Provide nothing but the number of lines containing the string "JSON".
-------------------------
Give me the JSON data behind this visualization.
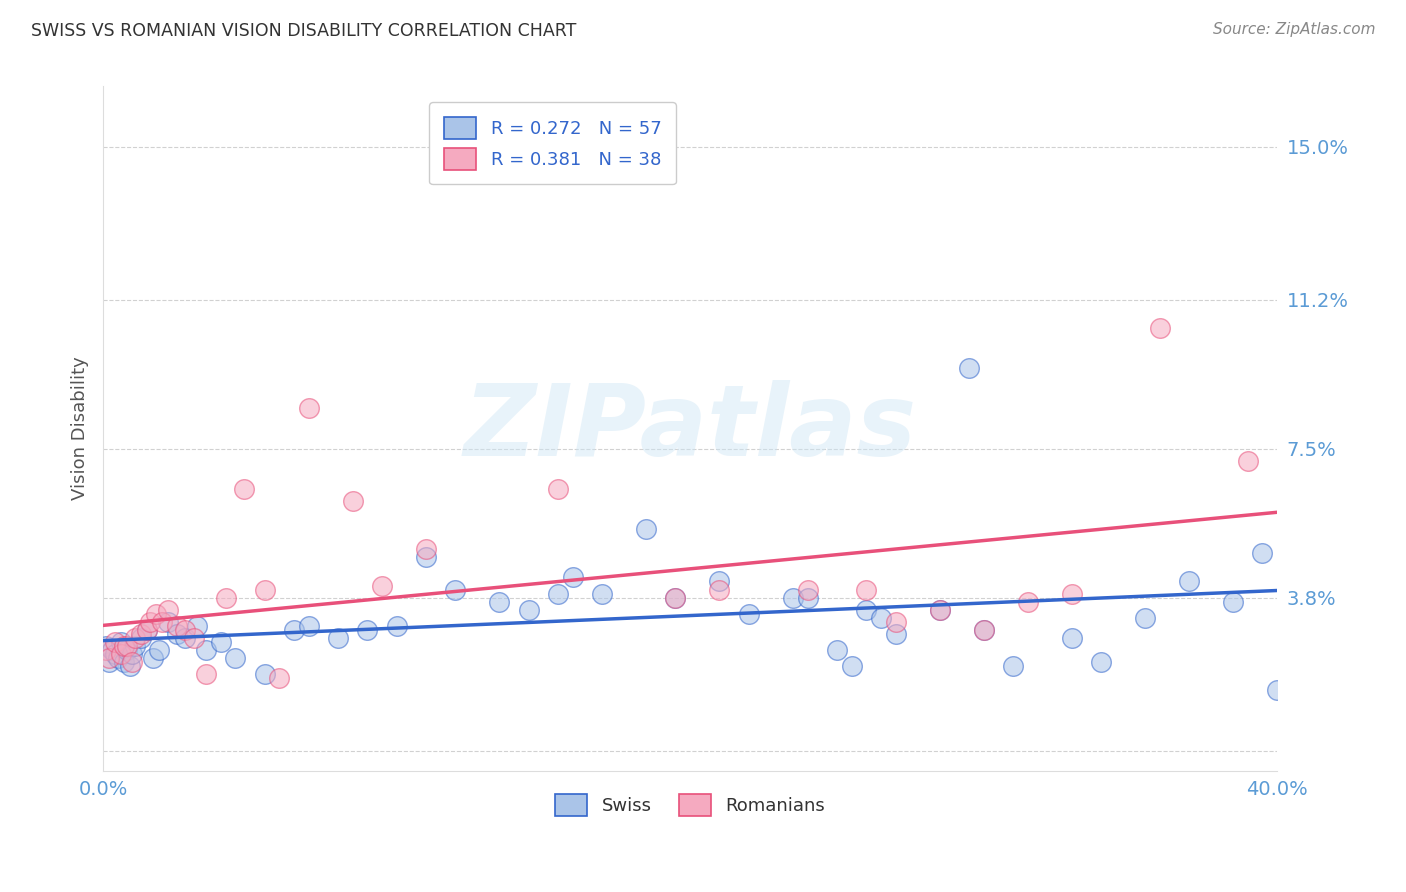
{
  "title": "SWISS VS ROMANIAN VISION DISABILITY CORRELATION CHART",
  "source": "Source: ZipAtlas.com",
  "ylabel": "Vision Disability",
  "xlim": [
    0.0,
    0.4
  ],
  "ylim": [
    -0.005,
    0.165
  ],
  "yticks": [
    0.0,
    0.038,
    0.075,
    0.112,
    0.15
  ],
  "ytick_labels": [
    "",
    "3.8%",
    "7.5%",
    "11.2%",
    "15.0%"
  ],
  "xticks": [
    0.0,
    0.1,
    0.2,
    0.3,
    0.4
  ],
  "xtick_labels": [
    "0.0%",
    "",
    "",
    "",
    "40.0%"
  ],
  "swiss_R": 0.272,
  "swiss_N": 57,
  "romanian_R": 0.381,
  "romanian_N": 38,
  "swiss_color": "#aac4e8",
  "romanian_color": "#f5aac0",
  "swiss_line_color": "#3366cc",
  "romanian_line_color": "#e8507a",
  "watermark": "ZIPatlas",
  "swiss_x": [
    0.001,
    0.002,
    0.003,
    0.004,
    0.005,
    0.006,
    0.007,
    0.008,
    0.009,
    0.01,
    0.011,
    0.013,
    0.015,
    0.017,
    0.019,
    0.022,
    0.025,
    0.028,
    0.032,
    0.035,
    0.04,
    0.045,
    0.055,
    0.065,
    0.07,
    0.08,
    0.09,
    0.1,
    0.11,
    0.12,
    0.135,
    0.145,
    0.155,
    0.16,
    0.17,
    0.185,
    0.195,
    0.21,
    0.22,
    0.235,
    0.24,
    0.25,
    0.255,
    0.26,
    0.265,
    0.27,
    0.285,
    0.295,
    0.3,
    0.31,
    0.33,
    0.34,
    0.355,
    0.37,
    0.385,
    0.395,
    0.4
  ],
  "swiss_y": [
    0.026,
    0.022,
    0.025,
    0.024,
    0.023,
    0.027,
    0.022,
    0.025,
    0.021,
    0.024,
    0.026,
    0.028,
    0.03,
    0.023,
    0.025,
    0.032,
    0.029,
    0.028,
    0.031,
    0.025,
    0.027,
    0.023,
    0.019,
    0.03,
    0.031,
    0.028,
    0.03,
    0.031,
    0.048,
    0.04,
    0.037,
    0.035,
    0.039,
    0.043,
    0.039,
    0.055,
    0.038,
    0.042,
    0.034,
    0.038,
    0.038,
    0.025,
    0.021,
    0.035,
    0.033,
    0.029,
    0.035,
    0.095,
    0.03,
    0.021,
    0.028,
    0.022,
    0.033,
    0.042,
    0.037,
    0.049,
    0.015
  ],
  "romanian_x": [
    0.001,
    0.002,
    0.004,
    0.006,
    0.007,
    0.008,
    0.01,
    0.011,
    0.013,
    0.015,
    0.016,
    0.018,
    0.02,
    0.022,
    0.025,
    0.028,
    0.031,
    0.035,
    0.042,
    0.048,
    0.055,
    0.06,
    0.07,
    0.085,
    0.095,
    0.11,
    0.155,
    0.195,
    0.21,
    0.24,
    0.26,
    0.27,
    0.285,
    0.3,
    0.315,
    0.33,
    0.36,
    0.39
  ],
  "romanian_y": [
    0.025,
    0.023,
    0.027,
    0.024,
    0.026,
    0.026,
    0.022,
    0.028,
    0.029,
    0.03,
    0.032,
    0.034,
    0.032,
    0.035,
    0.031,
    0.03,
    0.028,
    0.019,
    0.038,
    0.065,
    0.04,
    0.018,
    0.085,
    0.062,
    0.041,
    0.05,
    0.065,
    0.038,
    0.04,
    0.04,
    0.04,
    0.032,
    0.035,
    0.03,
    0.037,
    0.039,
    0.105,
    0.072
  ],
  "background_color": "#ffffff",
  "grid_color": "#cccccc",
  "title_color": "#333333",
  "axis_label_color": "#555555",
  "tick_label_color": "#5b9bd5",
  "legend_label_color": "#3366cc"
}
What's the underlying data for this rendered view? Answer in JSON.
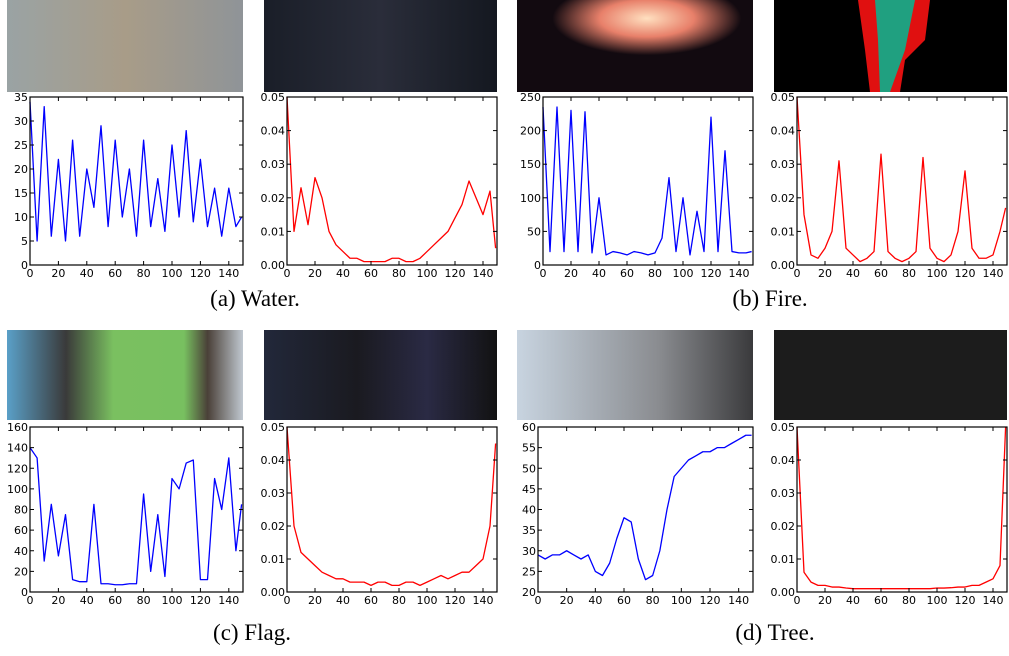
{
  "chart_data": [
    {
      "type": "line",
      "color": "#0000ff",
      "xlim": [
        0,
        150
      ],
      "xticks": [
        0,
        20,
        40,
        60,
        80,
        100,
        120,
        140
      ],
      "ylim": [
        0,
        35
      ],
      "yticks": [
        0,
        5,
        10,
        15,
        20,
        25,
        30,
        35
      ],
      "x": [
        0,
        5,
        10,
        15,
        20,
        25,
        30,
        35,
        40,
        45,
        50,
        55,
        60,
        65,
        70,
        75,
        80,
        85,
        90,
        95,
        100,
        105,
        110,
        115,
        120,
        125,
        130,
        135,
        140,
        145,
        149
      ],
      "values": [
        34,
        5,
        33,
        6,
        22,
        5,
        26,
        6,
        20,
        12,
        29,
        8,
        26,
        10,
        20,
        6,
        26,
        8,
        18,
        7,
        25,
        10,
        28,
        9,
        22,
        8,
        16,
        6,
        16,
        8,
        10
      ]
    },
    {
      "type": "line",
      "color": "#ff0000",
      "xlim": [
        0,
        150
      ],
      "xticks": [
        0,
        20,
        40,
        60,
        80,
        100,
        120,
        140
      ],
      "ylim": [
        0,
        0.05
      ],
      "yticks": [
        {
          "value": 0,
          "label": "0.00"
        },
        {
          "value": 0.01,
          "label": "0.01"
        },
        {
          "value": 0.02,
          "label": "0.02"
        },
        {
          "value": 0.03,
          "label": "0.03"
        },
        {
          "value": 0.04,
          "label": "0.04"
        },
        {
          "value": 0.05,
          "label": "0.05"
        }
      ],
      "x": [
        0,
        5,
        10,
        15,
        20,
        25,
        30,
        35,
        40,
        45,
        50,
        55,
        60,
        65,
        70,
        75,
        80,
        85,
        90,
        95,
        100,
        105,
        110,
        115,
        120,
        125,
        130,
        135,
        140,
        145,
        149
      ],
      "values": [
        0.05,
        0.01,
        0.023,
        0.012,
        0.026,
        0.02,
        0.01,
        0.006,
        0.004,
        0.002,
        0.002,
        0.001,
        0.001,
        0.001,
        0.001,
        0.002,
        0.002,
        0.001,
        0.001,
        0.002,
        0.004,
        0.006,
        0.008,
        0.01,
        0.014,
        0.018,
        0.025,
        0.02,
        0.015,
        0.022,
        0.005
      ]
    },
    {
      "type": "line",
      "color": "#0000ff",
      "xlim": [
        0,
        150
      ],
      "xticks": [
        0,
        20,
        40,
        60,
        80,
        100,
        120,
        140
      ],
      "ylim": [
        0,
        250
      ],
      "yticks": [
        0,
        50,
        100,
        150,
        200,
        250
      ],
      "x": [
        0,
        5,
        10,
        15,
        20,
        25,
        30,
        35,
        40,
        45,
        50,
        55,
        60,
        65,
        70,
        75,
        80,
        85,
        90,
        95,
        100,
        105,
        110,
        115,
        120,
        125,
        130,
        135,
        140,
        145,
        149
      ],
      "values": [
        235,
        20,
        235,
        20,
        230,
        20,
        228,
        18,
        100,
        15,
        20,
        18,
        15,
        20,
        18,
        15,
        18,
        40,
        130,
        20,
        100,
        15,
        80,
        20,
        220,
        20,
        170,
        20,
        18,
        18,
        20
      ]
    },
    {
      "type": "line",
      "color": "#ff0000",
      "xlim": [
        0,
        150
      ],
      "xticks": [
        0,
        20,
        40,
        60,
        80,
        100,
        120,
        140
      ],
      "ylim": [
        0,
        0.05
      ],
      "yticks": [
        {
          "value": 0,
          "label": "0.00"
        },
        {
          "value": 0.01,
          "label": "0.01"
        },
        {
          "value": 0.02,
          "label": "0.02"
        },
        {
          "value": 0.03,
          "label": "0.03"
        },
        {
          "value": 0.04,
          "label": "0.04"
        },
        {
          "value": 0.05,
          "label": "0.05"
        }
      ],
      "x": [
        0,
        5,
        10,
        15,
        20,
        25,
        30,
        35,
        40,
        45,
        50,
        55,
        60,
        65,
        70,
        75,
        80,
        85,
        90,
        95,
        100,
        105,
        110,
        115,
        120,
        125,
        130,
        135,
        140,
        145,
        149
      ],
      "values": [
        0.05,
        0.015,
        0.003,
        0.002,
        0.005,
        0.01,
        0.031,
        0.005,
        0.003,
        0.001,
        0.002,
        0.004,
        0.033,
        0.004,
        0.002,
        0.001,
        0.002,
        0.004,
        0.032,
        0.005,
        0.002,
        0.001,
        0.003,
        0.01,
        0.028,
        0.005,
        0.002,
        0.002,
        0.003,
        0.01,
        0.017
      ]
    },
    {
      "type": "line",
      "color": "#0000ff",
      "xlim": [
        0,
        150
      ],
      "xticks": [
        0,
        20,
        40,
        60,
        80,
        100,
        120,
        140
      ],
      "ylim": [
        0,
        160
      ],
      "yticks": [
        0,
        20,
        40,
        60,
        80,
        100,
        120,
        140,
        160
      ],
      "x": [
        0,
        5,
        10,
        15,
        20,
        25,
        30,
        35,
        40,
        45,
        50,
        55,
        60,
        65,
        70,
        75,
        80,
        85,
        90,
        95,
        100,
        105,
        110,
        115,
        120,
        125,
        130,
        135,
        140,
        145,
        149
      ],
      "values": [
        140,
        130,
        30,
        85,
        35,
        75,
        12,
        10,
        10,
        85,
        8,
        8,
        7,
        7,
        8,
        8,
        95,
        20,
        75,
        15,
        110,
        100,
        125,
        128,
        12,
        12,
        110,
        80,
        130,
        40,
        85
      ]
    },
    {
      "type": "line",
      "color": "#ff0000",
      "xlim": [
        0,
        150
      ],
      "xticks": [
        0,
        20,
        40,
        60,
        80,
        100,
        120,
        140
      ],
      "ylim": [
        0,
        0.05
      ],
      "yticks": [
        {
          "value": 0,
          "label": "0.00"
        },
        {
          "value": 0.01,
          "label": "0.01"
        },
        {
          "value": 0.02,
          "label": "0.02"
        },
        {
          "value": 0.03,
          "label": "0.03"
        },
        {
          "value": 0.04,
          "label": "0.04"
        },
        {
          "value": 0.05,
          "label": "0.05"
        }
      ],
      "x": [
        0,
        5,
        10,
        15,
        20,
        25,
        30,
        35,
        40,
        45,
        50,
        55,
        60,
        65,
        70,
        75,
        80,
        85,
        90,
        95,
        100,
        105,
        110,
        115,
        120,
        125,
        130,
        135,
        140,
        145,
        149
      ],
      "values": [
        0.05,
        0.02,
        0.012,
        0.01,
        0.008,
        0.006,
        0.005,
        0.004,
        0.004,
        0.003,
        0.003,
        0.003,
        0.002,
        0.003,
        0.003,
        0.002,
        0.002,
        0.003,
        0.003,
        0.002,
        0.003,
        0.004,
        0.005,
        0.004,
        0.005,
        0.006,
        0.006,
        0.008,
        0.01,
        0.02,
        0.045
      ]
    },
    {
      "type": "line",
      "color": "#0000ff",
      "xlim": [
        0,
        150
      ],
      "xticks": [
        0,
        20,
        40,
        60,
        80,
        100,
        120,
        140
      ],
      "ylim": [
        20,
        60
      ],
      "yticks": [
        20,
        25,
        30,
        35,
        40,
        45,
        50,
        55,
        60
      ],
      "x": [
        0,
        5,
        10,
        15,
        20,
        25,
        30,
        35,
        40,
        45,
        50,
        55,
        60,
        65,
        70,
        75,
        80,
        85,
        90,
        95,
        100,
        105,
        110,
        115,
        120,
        125,
        130,
        135,
        140,
        145,
        149
      ],
      "values": [
        29,
        28,
        29,
        29,
        30,
        29,
        28,
        29,
        25,
        24,
        27,
        33,
        38,
        37,
        28,
        23,
        24,
        30,
        40,
        48,
        50,
        52,
        53,
        54,
        54,
        55,
        55,
        56,
        57,
        58,
        58
      ]
    },
    {
      "type": "line",
      "color": "#ff0000",
      "xlim": [
        0,
        150
      ],
      "xticks": [
        0,
        20,
        40,
        60,
        80,
        100,
        120,
        140
      ],
      "ylim": [
        0,
        0.05
      ],
      "yticks": [
        {
          "value": 0,
          "label": "0.00"
        },
        {
          "value": 0.01,
          "label": "0.01"
        },
        {
          "value": 0.02,
          "label": "0.02"
        },
        {
          "value": 0.03,
          "label": "0.03"
        },
        {
          "value": 0.04,
          "label": "0.04"
        },
        {
          "value": 0.05,
          "label": "0.05"
        }
      ],
      "x": [
        0,
        5,
        10,
        15,
        20,
        25,
        30,
        35,
        40,
        45,
        50,
        55,
        60,
        65,
        70,
        75,
        80,
        85,
        90,
        95,
        100,
        105,
        110,
        115,
        120,
        125,
        130,
        135,
        140,
        145,
        149
      ],
      "values": [
        0.05,
        0.006,
        0.003,
        0.002,
        0.002,
        0.0015,
        0.0015,
        0.0012,
        0.001,
        0.001,
        0.001,
        0.001,
        0.001,
        0.001,
        0.001,
        0.001,
        0.001,
        0.001,
        0.001,
        0.001,
        0.0012,
        0.0012,
        0.0013,
        0.0015,
        0.0015,
        0.002,
        0.002,
        0.003,
        0.004,
        0.008,
        0.05
      ]
    }
  ],
  "captions": [
    "(a) Water.",
    "(b) Fire.",
    "(c) Flag.",
    "(d) Tree."
  ]
}
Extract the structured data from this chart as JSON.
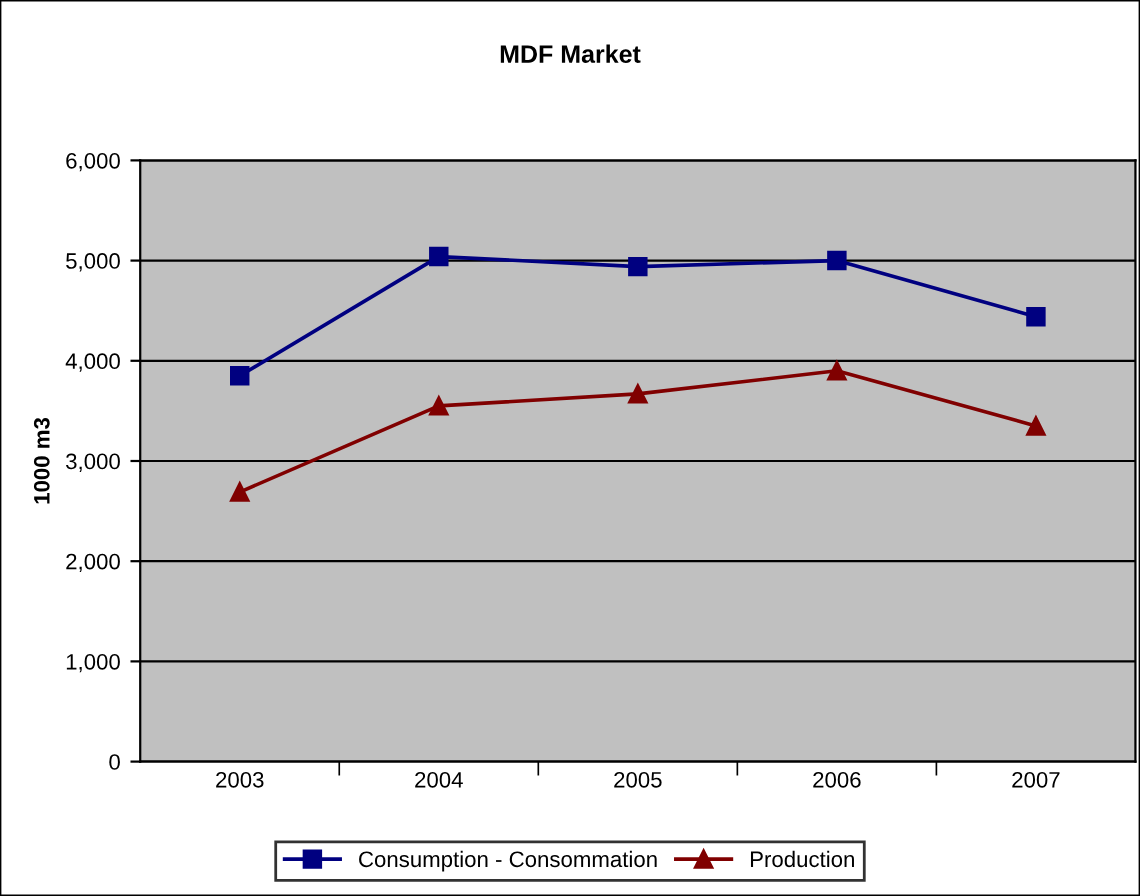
-------------------------
> **ANSWER TO THE EXERCISE**: 3